◆ **THE DATA**:
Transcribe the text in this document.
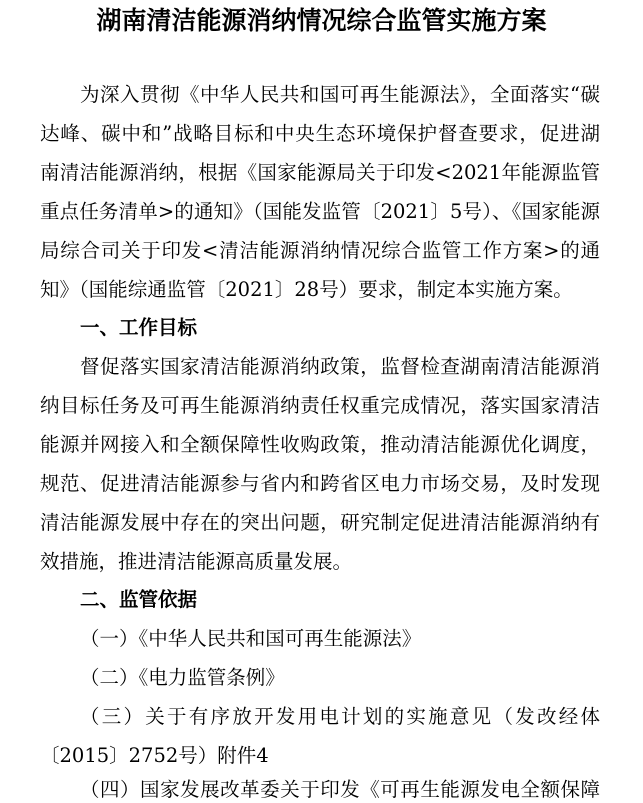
湖南清洁能源消纳情况综合监管实施方案

为深入贯彻《中华人民共和国可再生能源法》，全面落实“碳

达峰、碳中和”战略目标和中央生态环境保护督查要求，促进湖

南清洁能源消纳，根据《国家能源局关于印发<2021年能源监管

重点任务清单>的通知》（国能发监管〔2021〕5号）、《国家能源

局综合司关于印发<清洁能源消纳情况综合监管工作方案>的通

知》（国能综通监管〔2021〕28号）要求，制定本实施方案。

一、工作目标

督促落实国家清洁能源消纳政策，监督检查湖南清洁能源消

纳目标任务及可再生能源消纳责任权重完成情况，落实国家清洁

能源并网接入和全额保障性收购政策，推动清洁能源优化调度，

规范、促进清洁能源参与省内和跨省区电力市场交易，及时发现

清洁能源发展中存在的突出问题，研究制定促进清洁能源消纳有

效措施，推进清洁能源高质量发展。

二、监管依据

（一）《中华人民共和国可再生能源法》

（二）《电力监管条例》

（三）关于有序放开发用电计划的实施意见（发改经体

〔2015〕2752号）附件4

（四）国家发展改革委关于印发《可再生能源发电全额保障
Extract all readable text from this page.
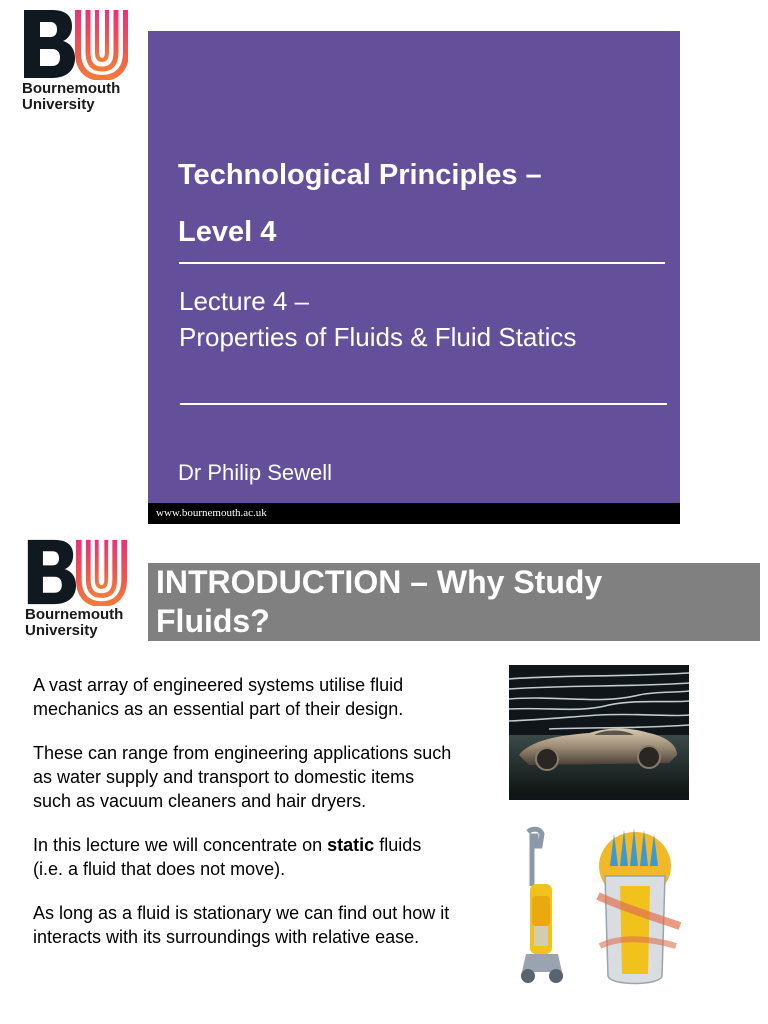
Bournemouth
University
Technological Principles –
Level 4
Lecture 4 –
Properties of Fluids & Fluid Statics
Dr Philip Sewell
www.bournemouth.ac.uk
Bournemouth
University
INTRODUCTION – Why Study
Fluids?

A vast array of engineered systems utilise fluid mechanics as an essential part of their design.

These can range from engineering applications such as water supply and transport to domestic items such as vacuum cleaners and hair dryers.

In this lecture we will concentrate on static fluids (i.e. a fluid that does not move).

As long as a fluid is stationary we can find out how it interacts with its surroundings with relative ease.
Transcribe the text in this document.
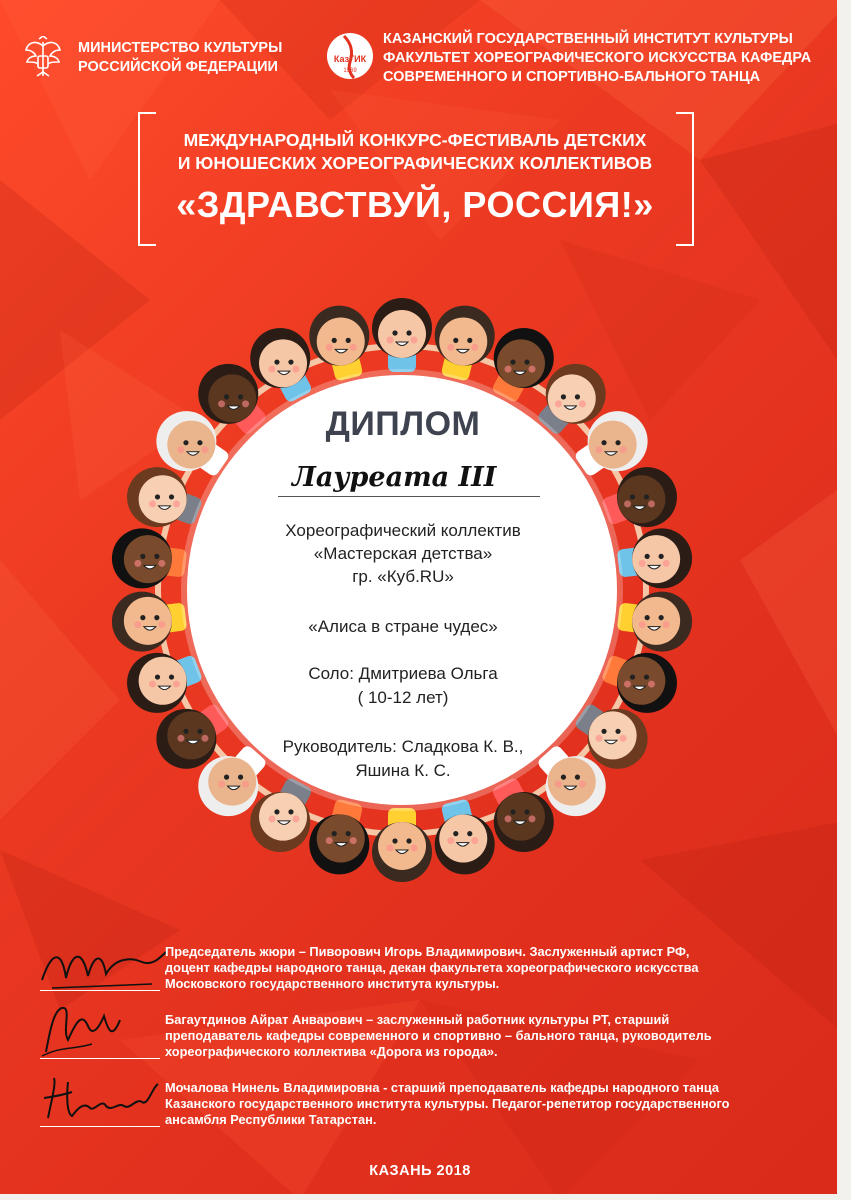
МИНИСТЕРСТВО КУЛЬТУРЫ
РОССИЙСКОЙ ФЕДЕРАЦИИ	КазГИК
1969
КАЗАНСКИЙ ГОСУДАРСТВЕННЫЙ ИНСТИТУТ КУЛЬТУРЫ
ФАКУЛЬТЕТ ХОРЕОГРАФИЧЕСКОГО ИСКУССТВА КАФЕДРА
СОВРЕМЕННОГО И СПОРТИВНО-БАЛЬНОГО ТАНЦА
МЕЖДУНАРОДНЫЙ КОНКУРС-ФЕСТИВАЛЬ ДЕТСКИХ
И ЮНОШЕСКИХ ХОРЕОГРАФИЧЕСКИХ КОЛЛЕКТИВОВ
«ЗДРАВСТВУЙ, РОССИЯ!»
ДИПЛОМ
Лауреата III
Хореографический коллектив
«Мастерская детства»
гр. «Куб.RU»
«Алиса в стране чудес»
Соло: Дмитриева Ольга
( 10-12 лет)
Руководитель: Сладкова К. В.,
Яшина К. С.
Председатель жюри – Пиворович Игорь Владимирович. Заслуженный артист РФ,
доцент кафедры народного танца, декан факультета хореографического искусства
Московского государственного института культуры.
Багаутдинов Айрат Анварович – заслуженный работник культуры РТ, старший
преподаватель кафедры современного и спортивно – бального танца, руководитель
хореографического коллектива «Дорога из города».
Мочалова Нинель Владимировна - старший преподаватель кафедры народного танца
Казанского государственного института культуры. Педагог-репетитор государственного
ансамбля Республики Татарстан.
КАЗАНЬ 2018
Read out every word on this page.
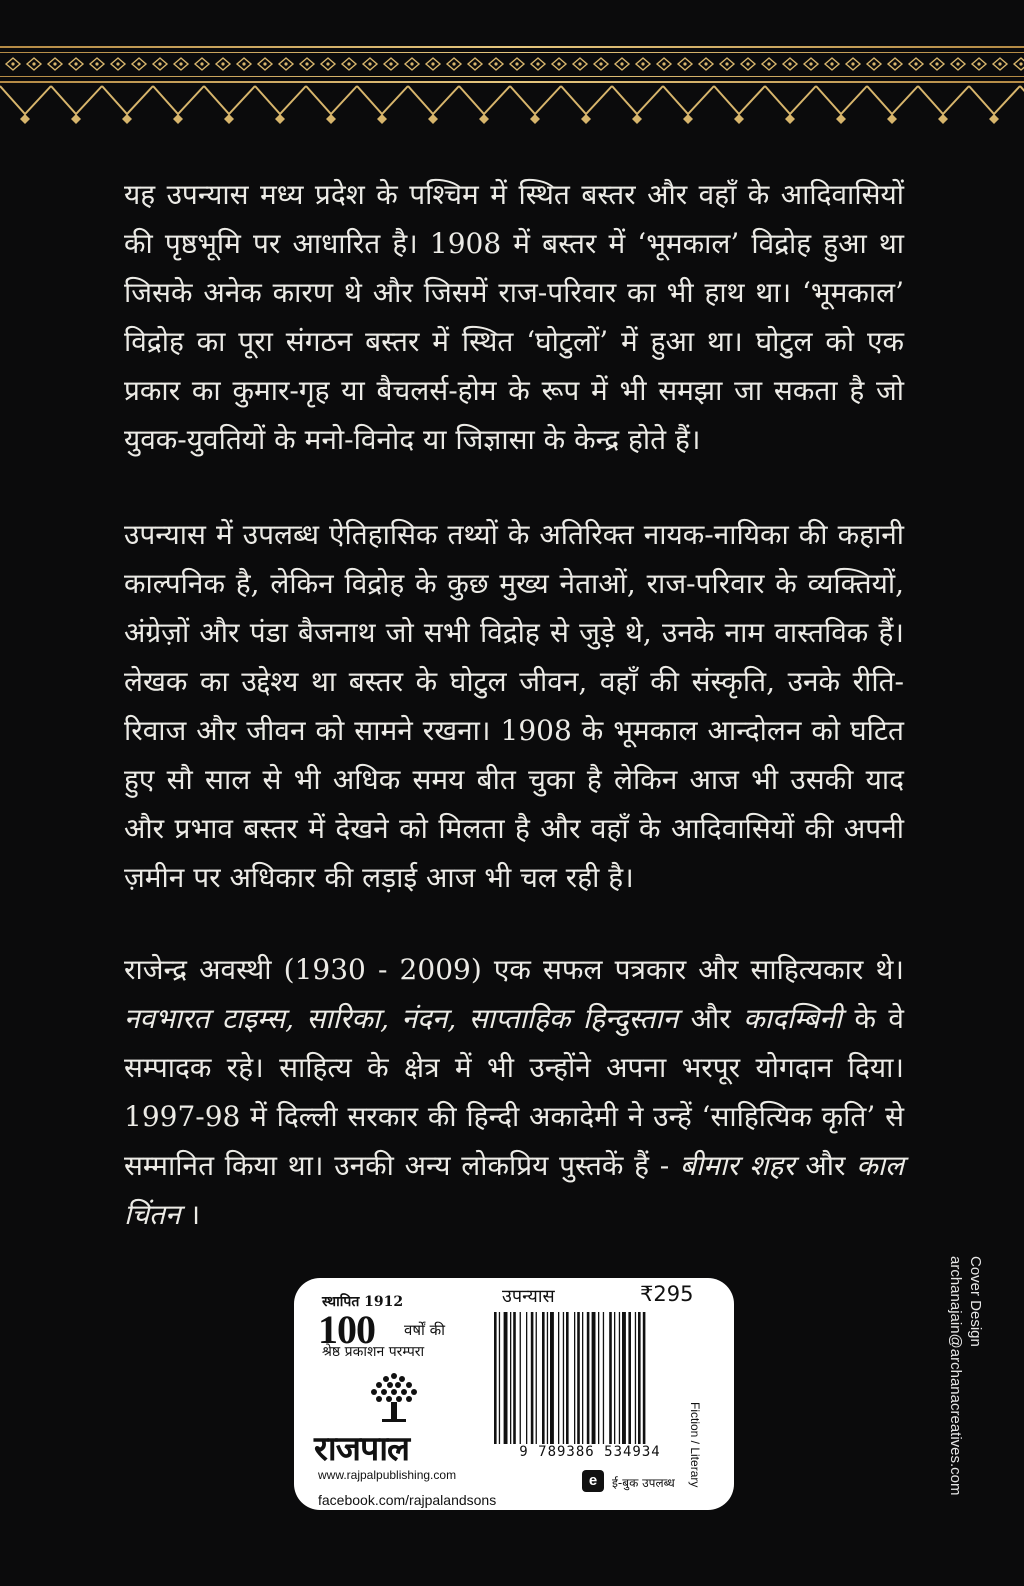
यह उपन्यास मध्य प्रदेश के पश्चिम में स्थित बस्तर और वहाँ के आदिवासियों की पृष्ठभूमि पर आधारित है। 1908 में बस्तर में ‘भूमकाल’ विद्रोह हुआ था जिसके अनेक कारण थे और जिसमें राज-परिवार का भी हाथ था। ‘भूमकाल’ विद्रोह का पूरा संगठन बस्तर में स्थित ‘घोटुलों’ में हुआ था। घोटुल को एक प्रकार का कुमार-गृह या बैचलर्स-होम के रूप में भी समझा जा सकता है जो युवक-युवतियों के मनो-विनोद या जिज्ञासा के केन्द्र होते हैं।

उपन्यास में उपलब्ध ऐतिहासिक तथ्यों के अतिरिक्त नायक-नायिका की कहानी काल्पनिक है, लेकिन विद्रोह के कुछ मुख्य नेताओं, राज-परिवार के व्यक्तियों, अंग्रेज़ों और पंडा बैजनाथ जो सभी विद्रोह से जुड़े थे, उनके नाम वास्तविक हैं। लेखक का उद्देश्य था बस्तर के घोटुल जीवन, वहाँ की संस्कृति, उनके रीति-रिवाज और जीवन को सामने रखना। 1908 के भूमकाल आन्दोलन को घटित हुए सौ साल से भी अधिक समय बीत चुका है लेकिन आज भी उसकी याद और प्रभाव बस्तर में देखने को मिलता है और वहाँ के आदिवासियों की अपनी ज़मीन पर अधिकार की लड़ाई आज भी चल रही है।

राजेन्द्र अवस्थी (1930 - 2009) एक सफल पत्रकार और साहित्यकार थे। नवभारत टाइम्स, सारिका, नंदन, साप्ताहिक हिन्दुस्तान और कादम्बिनी के वे सम्पादक रहे। साहित्य के क्षेत्र में भी उन्होंने अपना भरपूर योगदान दिया। 1997-98 में दिल्ली सरकार की हिन्दी अकादेमी ने उन्हें ‘साहित्यिक कृति’ से सम्मानित किया था। उनकी अन्य लोकप्रिय पुस्तकें हैं - बीमार शहर और काल चिंतन ।

स्थापित 1912
100 वर्षों की
श्रेष्ठ प्रकाशन परम्परा
राजपाल
www.rajpalpublishing.com
facebook.com/rajpalandsons
उपन्यास	₹295
9 789386 534934
e	ई-बुक उपलब्ध Fiction / Literary
Cover Design
archanajain@archanacreatives.com
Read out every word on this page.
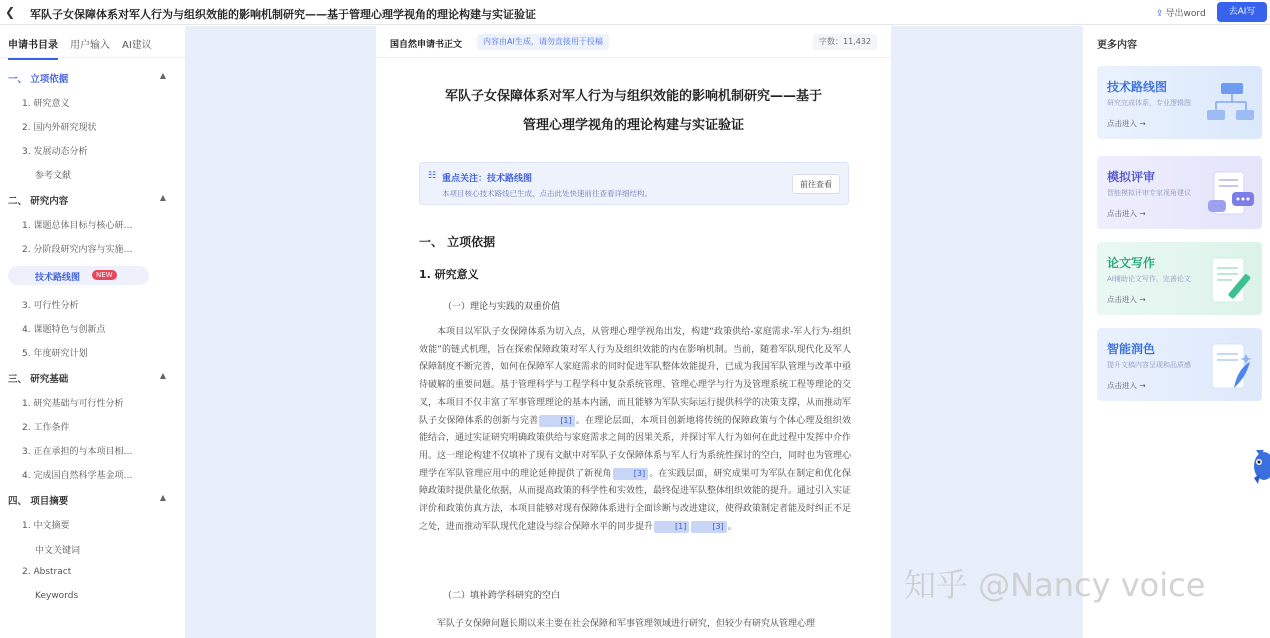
❮ 军队子女保障体系对军人行为与组织效能的影响机制研究——基于管理心理学视角的理论构建与实证验证	⇪ 导出word	去AI写
申请书目录 用户输入 AI建议
一、 立项依据	▲
1. 研究意义
2. 国内外研究现状
3. 发展动态分析
参考文献
二、 研究内容	▲
1. 课题总体目标与核心研…
2. 分阶段研究内容与实施…
技术路线图	NEW
3. 可行性分析
4. 课题特色与创新点
5. 年度研究计划
三、 研究基础	▲
1. 研究基础与可行性分析
2. 工作条件
3. 正在承担的与本项目相…
4. 完成国自然科学基金项…
四、 项目摘要	▲
1. 中文摘要
中文关键词
2. Abstract
Keywords
国自然申请书正文	内容由AI生成，请勿直接用于投稿	字数：11,432
军队子女保障体系对军人行为与组织效能的影响机制研究——基于
管理心理学视角的理论构建与实证验证
☷ 重点关注：技术路线图
本项目核心技术路线已生成，点击此处快速前往查看详细结构。
前往查看
一、 立项依据
1. 研究意义
（一）理论与实践的双重价值
本项目以军队子女保障体系为切入点，从管理心理学视角出发，构建“政策供给-家庭需求-军人行为-组织效能”的链式机理，旨在探索保障政策对军人行为及组织效能的内在影响机制。当前，随着军队现代化及军人保障制度不断完善，如何在保障军人家庭需求的同时促进军队整体效能提升，已成为我国军队管理与改革中亟待破解的重要问题。基于管理科学与工程学科中复杂系统管理、管理心理学与行为及管理系统工程等理论的交叉，本项目不仅丰富了军事管理理论的基本内涵，而且能够为军队实际运行提供科学的决策支撑，从而推动军队子女保障体系的创新与完善	[1] 。在理论层面，本项目创新地将传统的保障政策与个体心理及组织效能结合，通过实证研究明确政策供给与家庭需求之间的因果关系，并探讨军人行为如何在此过程中发挥中介作用。这一理论构建不仅填补了现有文献中对军队子女保障体系与军人行为系统性探讨的空白，同时也为管理心理学在军队管理应用中的理论延伸提供了新视角	[3] 。在实践层面，研究成果可为军队在制定和优化保障政策时提供量化依据，从而提高政策的科学性和实效性，最终促进军队整体组织效能的提升。通过引入实证评价和政策仿真方法，本项目能够对现有保障体系进行全面诊断与改进建议，使得政策制定者能及时纠正不足之处，进而推动军队现代化建设与综合保障水平的同步提升	[1]	[3] 。
（二）填补跨学科研究的空白
军队子女保障问题长期以来主要在社会保障和军事管理领域进行研究，但较少有研究从管理心理
更多内容
技术路线图
研究完成体系，专业逻辑图
点击进入 →
模拟评审
智能模拟评审专家视角建议
点击进入 →
论文写作
AI辅助论文写作，完善论文
点击进入 →
智能润色
提升文稿内容呈现和品质感
点击进入 →
知乎 @Nancy voice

◆ **CHALLENGE**: How many lines in the records above contain the word "старший"? Reply with the number alone.

◆ **COMPLETE OUTPUT**: 2